⟨
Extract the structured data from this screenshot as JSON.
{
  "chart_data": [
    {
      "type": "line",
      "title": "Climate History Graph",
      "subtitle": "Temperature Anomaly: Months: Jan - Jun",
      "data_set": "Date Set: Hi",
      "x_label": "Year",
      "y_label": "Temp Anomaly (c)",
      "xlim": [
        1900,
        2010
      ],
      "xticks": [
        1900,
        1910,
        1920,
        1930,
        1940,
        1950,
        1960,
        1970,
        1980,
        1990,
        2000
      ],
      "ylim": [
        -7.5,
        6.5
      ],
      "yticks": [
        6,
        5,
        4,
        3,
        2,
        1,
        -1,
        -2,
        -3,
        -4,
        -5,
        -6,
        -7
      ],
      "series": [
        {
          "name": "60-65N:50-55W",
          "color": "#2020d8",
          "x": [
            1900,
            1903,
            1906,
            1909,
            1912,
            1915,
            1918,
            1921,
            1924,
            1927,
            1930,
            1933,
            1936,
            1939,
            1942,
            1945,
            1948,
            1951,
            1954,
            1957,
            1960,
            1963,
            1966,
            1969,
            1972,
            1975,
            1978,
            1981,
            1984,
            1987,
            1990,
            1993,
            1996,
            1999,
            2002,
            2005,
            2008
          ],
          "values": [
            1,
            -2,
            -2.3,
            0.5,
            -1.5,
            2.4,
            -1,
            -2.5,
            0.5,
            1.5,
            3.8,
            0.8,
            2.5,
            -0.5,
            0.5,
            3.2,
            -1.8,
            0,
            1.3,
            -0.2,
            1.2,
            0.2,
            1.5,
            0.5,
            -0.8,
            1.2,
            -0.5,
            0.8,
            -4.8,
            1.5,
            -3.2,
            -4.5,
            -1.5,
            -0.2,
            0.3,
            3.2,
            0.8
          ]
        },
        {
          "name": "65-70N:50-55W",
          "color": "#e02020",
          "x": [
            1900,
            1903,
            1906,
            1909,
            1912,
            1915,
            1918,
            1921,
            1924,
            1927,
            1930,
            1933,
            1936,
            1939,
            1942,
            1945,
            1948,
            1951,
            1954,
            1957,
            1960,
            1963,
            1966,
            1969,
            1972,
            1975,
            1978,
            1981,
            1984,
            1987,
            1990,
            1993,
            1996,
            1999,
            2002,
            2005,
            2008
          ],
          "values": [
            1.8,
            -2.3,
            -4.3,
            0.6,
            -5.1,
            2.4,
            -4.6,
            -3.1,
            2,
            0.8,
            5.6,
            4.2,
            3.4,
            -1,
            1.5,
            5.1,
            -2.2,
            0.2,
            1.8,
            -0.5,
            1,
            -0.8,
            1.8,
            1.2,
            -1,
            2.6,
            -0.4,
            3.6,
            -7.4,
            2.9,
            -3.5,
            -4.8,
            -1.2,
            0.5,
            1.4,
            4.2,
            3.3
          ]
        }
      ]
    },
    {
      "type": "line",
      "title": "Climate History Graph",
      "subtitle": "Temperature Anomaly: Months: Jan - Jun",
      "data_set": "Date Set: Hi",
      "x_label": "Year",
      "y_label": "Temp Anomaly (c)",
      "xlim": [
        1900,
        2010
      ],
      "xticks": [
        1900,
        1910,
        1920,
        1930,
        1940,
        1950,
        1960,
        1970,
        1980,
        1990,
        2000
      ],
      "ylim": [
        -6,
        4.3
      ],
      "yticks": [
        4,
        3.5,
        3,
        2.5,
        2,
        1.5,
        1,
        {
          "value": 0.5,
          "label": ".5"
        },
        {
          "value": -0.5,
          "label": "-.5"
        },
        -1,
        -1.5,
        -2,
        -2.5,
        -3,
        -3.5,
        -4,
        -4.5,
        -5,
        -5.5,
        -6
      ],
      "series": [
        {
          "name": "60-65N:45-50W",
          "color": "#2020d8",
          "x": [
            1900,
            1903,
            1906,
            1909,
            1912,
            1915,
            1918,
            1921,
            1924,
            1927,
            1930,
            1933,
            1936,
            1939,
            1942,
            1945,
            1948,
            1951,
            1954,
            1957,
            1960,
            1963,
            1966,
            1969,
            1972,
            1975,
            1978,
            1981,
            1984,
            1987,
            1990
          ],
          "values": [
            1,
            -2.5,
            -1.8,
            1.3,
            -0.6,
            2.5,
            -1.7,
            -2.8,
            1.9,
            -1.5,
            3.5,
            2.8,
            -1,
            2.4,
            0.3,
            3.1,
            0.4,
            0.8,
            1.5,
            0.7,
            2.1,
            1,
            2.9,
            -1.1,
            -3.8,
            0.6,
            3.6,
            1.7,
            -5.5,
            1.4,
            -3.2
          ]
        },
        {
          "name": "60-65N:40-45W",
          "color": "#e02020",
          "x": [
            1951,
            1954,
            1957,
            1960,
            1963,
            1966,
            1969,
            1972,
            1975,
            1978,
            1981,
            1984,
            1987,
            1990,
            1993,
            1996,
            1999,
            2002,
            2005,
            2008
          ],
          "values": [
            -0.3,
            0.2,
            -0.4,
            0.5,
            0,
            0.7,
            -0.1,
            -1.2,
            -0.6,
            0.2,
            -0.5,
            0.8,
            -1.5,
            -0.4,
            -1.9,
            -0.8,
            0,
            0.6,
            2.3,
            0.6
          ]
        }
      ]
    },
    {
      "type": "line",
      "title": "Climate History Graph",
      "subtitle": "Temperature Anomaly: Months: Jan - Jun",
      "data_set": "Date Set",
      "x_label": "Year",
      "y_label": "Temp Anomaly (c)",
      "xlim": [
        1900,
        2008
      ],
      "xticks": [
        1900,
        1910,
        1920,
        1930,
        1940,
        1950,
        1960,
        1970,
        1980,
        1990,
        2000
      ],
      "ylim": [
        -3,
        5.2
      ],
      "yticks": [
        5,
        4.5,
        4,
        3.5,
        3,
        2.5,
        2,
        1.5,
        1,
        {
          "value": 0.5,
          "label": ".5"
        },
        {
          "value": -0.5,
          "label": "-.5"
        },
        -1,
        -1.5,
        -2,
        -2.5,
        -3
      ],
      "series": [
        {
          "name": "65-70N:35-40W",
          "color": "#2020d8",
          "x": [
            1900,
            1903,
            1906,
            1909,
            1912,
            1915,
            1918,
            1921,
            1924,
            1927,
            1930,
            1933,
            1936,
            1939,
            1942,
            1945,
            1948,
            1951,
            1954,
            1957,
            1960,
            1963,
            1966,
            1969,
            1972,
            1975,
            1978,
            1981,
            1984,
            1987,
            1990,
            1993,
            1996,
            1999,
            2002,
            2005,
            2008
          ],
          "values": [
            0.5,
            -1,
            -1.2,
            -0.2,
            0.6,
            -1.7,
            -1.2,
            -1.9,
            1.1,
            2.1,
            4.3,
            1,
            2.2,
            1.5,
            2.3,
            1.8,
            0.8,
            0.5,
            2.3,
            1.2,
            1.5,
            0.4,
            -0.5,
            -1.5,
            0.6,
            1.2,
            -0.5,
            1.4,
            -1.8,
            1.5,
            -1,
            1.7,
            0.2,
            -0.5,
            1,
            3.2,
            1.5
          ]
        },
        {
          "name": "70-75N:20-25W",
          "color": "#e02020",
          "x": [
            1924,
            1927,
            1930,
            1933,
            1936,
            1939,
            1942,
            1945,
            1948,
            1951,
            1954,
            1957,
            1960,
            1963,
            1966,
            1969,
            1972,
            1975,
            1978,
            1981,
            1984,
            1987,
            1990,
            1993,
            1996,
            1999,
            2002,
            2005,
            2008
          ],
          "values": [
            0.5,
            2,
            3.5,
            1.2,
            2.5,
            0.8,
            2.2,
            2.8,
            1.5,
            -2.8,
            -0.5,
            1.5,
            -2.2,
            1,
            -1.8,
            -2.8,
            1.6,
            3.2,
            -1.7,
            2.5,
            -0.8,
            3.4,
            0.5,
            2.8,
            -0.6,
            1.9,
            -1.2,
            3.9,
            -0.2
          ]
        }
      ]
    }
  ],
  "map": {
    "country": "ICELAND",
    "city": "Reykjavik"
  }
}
⟩
Where a line above contains the word "name", copy that line.

Output of the task |
          "name": "60-65N:50-55W",
          "name": "65-70N:50-55W",
          "name": "60-65N:45-50W",
          "name": "60-65N:40-45W",
          "name": "65-70N:35-40W",
          "name": "70-75N:20-25W",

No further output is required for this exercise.